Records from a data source
◇ ◇ ◇

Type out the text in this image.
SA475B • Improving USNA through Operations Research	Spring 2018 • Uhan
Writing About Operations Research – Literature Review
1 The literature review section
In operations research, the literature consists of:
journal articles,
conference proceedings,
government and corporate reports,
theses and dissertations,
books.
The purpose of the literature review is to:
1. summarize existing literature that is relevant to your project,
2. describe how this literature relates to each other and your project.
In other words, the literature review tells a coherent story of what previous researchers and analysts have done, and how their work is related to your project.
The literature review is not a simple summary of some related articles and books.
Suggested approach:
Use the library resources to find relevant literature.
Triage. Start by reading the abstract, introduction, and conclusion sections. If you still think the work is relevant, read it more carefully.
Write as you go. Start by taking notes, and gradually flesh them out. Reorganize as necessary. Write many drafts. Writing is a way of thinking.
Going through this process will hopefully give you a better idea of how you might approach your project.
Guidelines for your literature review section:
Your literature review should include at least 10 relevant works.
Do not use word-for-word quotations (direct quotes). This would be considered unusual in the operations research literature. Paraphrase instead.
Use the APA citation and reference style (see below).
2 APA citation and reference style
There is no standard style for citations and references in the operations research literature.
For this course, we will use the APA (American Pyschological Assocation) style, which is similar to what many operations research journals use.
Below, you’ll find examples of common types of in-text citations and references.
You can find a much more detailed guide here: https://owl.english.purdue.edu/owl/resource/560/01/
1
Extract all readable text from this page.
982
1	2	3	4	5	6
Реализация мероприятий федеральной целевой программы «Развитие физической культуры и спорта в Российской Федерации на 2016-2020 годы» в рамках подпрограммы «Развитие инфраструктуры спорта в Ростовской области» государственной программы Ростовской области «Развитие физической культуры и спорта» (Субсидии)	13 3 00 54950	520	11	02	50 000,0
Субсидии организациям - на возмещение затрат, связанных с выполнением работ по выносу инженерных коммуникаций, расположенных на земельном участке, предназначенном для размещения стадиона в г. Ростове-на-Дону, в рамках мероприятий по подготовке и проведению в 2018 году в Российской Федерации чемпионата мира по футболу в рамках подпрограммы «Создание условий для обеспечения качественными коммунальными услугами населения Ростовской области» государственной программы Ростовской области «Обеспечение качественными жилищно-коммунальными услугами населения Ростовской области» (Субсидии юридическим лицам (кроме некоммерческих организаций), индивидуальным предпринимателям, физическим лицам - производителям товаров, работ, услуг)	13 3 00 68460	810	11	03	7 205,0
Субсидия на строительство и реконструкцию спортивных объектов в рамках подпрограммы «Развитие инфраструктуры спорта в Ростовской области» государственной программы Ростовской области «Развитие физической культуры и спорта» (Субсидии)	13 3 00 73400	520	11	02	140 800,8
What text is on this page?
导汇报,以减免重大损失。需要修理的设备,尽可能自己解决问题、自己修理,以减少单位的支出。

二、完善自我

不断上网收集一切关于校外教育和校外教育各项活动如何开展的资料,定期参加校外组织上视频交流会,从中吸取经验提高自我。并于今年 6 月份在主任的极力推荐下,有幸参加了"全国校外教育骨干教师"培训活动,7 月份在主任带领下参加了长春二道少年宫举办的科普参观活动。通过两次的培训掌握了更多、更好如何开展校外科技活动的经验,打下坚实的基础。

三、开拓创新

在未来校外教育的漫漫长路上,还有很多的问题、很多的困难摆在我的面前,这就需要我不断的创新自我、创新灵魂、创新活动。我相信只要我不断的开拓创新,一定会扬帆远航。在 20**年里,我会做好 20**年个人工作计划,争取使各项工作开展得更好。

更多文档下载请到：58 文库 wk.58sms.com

◇ ◇ ◇

All lines holding the word "физической" should be picked out and copied.

- Solution below
Реализация мероприятий федеральной целевой программы «Развитие физической культуры и спорта в Российской Федерации на 2016-2020 годы» в рамках подпрограммы «Развитие инфраструктуры спорта в Ростовской области» государственной программы Ростовской области «Развитие физической культуры и спорта» (Субсидии)	13 3 00 54950	520	11	02	50 000,0
Субсидия на строительство и реконструкцию спортивных объектов в рамках подпрограммы «Развитие инфраструктуры спорта в Ростовской области» государственной программы Ростовской области «Развитие физической культуры и спорта» (Субсидии)	13 3 00 73400	520	11	02	140 800,8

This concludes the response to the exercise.